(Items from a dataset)
- - -
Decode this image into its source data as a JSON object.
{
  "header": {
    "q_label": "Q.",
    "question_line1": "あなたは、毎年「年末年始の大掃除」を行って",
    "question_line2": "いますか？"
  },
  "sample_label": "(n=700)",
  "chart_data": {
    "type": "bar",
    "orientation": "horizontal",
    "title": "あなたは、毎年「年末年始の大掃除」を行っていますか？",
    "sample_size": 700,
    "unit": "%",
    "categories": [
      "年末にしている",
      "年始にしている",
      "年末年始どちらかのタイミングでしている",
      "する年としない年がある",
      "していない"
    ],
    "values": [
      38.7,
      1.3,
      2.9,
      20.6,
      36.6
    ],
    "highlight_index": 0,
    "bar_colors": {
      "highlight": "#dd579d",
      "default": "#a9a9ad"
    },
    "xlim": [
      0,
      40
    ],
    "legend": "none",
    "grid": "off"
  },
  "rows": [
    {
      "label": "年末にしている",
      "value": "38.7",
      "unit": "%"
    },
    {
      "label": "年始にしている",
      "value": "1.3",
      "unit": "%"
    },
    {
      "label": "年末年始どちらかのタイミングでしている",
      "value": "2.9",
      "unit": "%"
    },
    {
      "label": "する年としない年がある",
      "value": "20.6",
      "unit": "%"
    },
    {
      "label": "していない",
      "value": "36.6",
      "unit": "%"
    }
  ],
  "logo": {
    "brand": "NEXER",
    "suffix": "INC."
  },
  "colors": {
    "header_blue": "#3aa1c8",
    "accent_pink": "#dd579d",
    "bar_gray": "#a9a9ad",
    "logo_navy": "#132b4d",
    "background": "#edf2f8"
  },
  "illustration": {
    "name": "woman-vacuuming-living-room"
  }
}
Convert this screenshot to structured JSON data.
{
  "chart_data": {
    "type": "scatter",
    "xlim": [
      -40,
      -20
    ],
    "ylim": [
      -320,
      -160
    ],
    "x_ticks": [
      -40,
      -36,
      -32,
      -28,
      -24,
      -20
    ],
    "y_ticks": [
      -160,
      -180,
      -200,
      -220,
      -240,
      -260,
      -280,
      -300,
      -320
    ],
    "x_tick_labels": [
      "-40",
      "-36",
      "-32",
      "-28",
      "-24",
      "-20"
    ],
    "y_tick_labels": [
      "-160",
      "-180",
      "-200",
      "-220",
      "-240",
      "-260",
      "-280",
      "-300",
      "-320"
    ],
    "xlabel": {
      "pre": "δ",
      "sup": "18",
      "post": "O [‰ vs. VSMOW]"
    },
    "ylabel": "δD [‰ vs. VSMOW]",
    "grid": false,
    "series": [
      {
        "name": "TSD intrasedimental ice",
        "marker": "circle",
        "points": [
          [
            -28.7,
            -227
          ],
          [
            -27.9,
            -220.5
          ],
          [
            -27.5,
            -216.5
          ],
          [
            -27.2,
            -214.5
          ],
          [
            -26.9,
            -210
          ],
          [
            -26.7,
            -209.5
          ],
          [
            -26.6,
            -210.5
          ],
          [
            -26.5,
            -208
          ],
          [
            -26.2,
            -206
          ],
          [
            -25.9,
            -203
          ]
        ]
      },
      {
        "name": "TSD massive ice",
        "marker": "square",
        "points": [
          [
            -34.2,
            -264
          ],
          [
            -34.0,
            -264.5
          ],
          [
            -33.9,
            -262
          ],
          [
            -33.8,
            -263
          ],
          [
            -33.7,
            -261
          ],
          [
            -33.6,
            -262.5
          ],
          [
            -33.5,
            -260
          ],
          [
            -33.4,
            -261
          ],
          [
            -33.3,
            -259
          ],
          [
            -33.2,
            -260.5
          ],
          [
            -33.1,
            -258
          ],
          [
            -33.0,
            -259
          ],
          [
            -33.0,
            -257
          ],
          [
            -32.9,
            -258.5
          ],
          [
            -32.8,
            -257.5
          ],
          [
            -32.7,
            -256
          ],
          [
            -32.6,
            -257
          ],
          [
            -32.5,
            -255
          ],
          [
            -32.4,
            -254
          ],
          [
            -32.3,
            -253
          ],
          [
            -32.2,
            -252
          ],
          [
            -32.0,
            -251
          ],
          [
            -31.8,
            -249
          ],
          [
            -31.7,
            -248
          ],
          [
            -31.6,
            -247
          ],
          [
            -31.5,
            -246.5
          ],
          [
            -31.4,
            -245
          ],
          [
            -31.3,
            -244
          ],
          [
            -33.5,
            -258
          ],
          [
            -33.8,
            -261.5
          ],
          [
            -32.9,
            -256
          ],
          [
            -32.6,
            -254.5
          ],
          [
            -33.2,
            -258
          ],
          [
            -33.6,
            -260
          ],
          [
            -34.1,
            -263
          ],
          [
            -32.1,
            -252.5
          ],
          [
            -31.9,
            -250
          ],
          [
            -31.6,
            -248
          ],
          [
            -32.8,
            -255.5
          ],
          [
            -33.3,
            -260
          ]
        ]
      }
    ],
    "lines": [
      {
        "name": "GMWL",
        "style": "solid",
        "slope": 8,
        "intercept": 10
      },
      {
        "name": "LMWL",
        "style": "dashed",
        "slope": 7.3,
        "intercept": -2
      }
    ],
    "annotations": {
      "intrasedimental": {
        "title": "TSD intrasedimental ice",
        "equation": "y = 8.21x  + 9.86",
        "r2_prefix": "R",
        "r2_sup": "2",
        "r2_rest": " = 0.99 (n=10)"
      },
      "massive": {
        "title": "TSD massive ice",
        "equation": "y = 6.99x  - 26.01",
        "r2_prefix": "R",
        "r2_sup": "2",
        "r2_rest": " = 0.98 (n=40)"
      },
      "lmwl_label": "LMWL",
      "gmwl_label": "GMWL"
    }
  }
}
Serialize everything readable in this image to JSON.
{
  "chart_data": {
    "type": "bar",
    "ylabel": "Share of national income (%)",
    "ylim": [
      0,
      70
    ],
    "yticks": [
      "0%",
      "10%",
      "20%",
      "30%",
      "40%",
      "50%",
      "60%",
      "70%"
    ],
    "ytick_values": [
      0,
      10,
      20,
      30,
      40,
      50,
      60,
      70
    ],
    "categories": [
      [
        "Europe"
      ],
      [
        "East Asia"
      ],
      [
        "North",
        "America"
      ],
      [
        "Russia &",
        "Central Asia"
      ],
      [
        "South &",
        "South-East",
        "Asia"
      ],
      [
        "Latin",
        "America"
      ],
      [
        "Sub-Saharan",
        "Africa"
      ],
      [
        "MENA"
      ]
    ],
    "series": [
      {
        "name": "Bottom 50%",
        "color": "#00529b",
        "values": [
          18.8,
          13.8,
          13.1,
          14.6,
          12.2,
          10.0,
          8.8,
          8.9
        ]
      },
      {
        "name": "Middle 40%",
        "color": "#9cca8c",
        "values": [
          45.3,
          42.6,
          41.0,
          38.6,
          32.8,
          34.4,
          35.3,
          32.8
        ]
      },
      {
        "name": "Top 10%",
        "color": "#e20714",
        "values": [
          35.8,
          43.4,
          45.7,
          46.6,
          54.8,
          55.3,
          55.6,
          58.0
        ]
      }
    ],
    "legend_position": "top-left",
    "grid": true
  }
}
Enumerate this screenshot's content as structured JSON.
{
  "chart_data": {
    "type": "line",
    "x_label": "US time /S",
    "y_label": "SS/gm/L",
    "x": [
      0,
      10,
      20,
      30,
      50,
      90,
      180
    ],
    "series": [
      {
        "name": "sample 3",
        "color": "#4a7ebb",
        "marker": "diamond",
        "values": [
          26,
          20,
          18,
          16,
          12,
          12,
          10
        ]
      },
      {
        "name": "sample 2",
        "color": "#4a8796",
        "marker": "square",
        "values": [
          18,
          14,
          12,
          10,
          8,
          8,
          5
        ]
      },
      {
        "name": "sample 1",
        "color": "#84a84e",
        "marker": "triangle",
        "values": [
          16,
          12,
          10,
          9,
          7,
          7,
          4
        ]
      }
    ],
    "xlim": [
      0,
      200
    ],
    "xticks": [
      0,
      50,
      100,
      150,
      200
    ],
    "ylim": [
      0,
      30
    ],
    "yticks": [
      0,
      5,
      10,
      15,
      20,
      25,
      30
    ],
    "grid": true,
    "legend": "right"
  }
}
- - -
### TO BE DONE
Which lines above contain the word "this"? Copy each of them.

### THE COMPLETED TASK
Decode this image into its source data as a JSON object.
Convert this screenshot to structured JSON data.
Serialize everything readable in this image to JSON.
Enumerate this screenshot's content as structured JSON.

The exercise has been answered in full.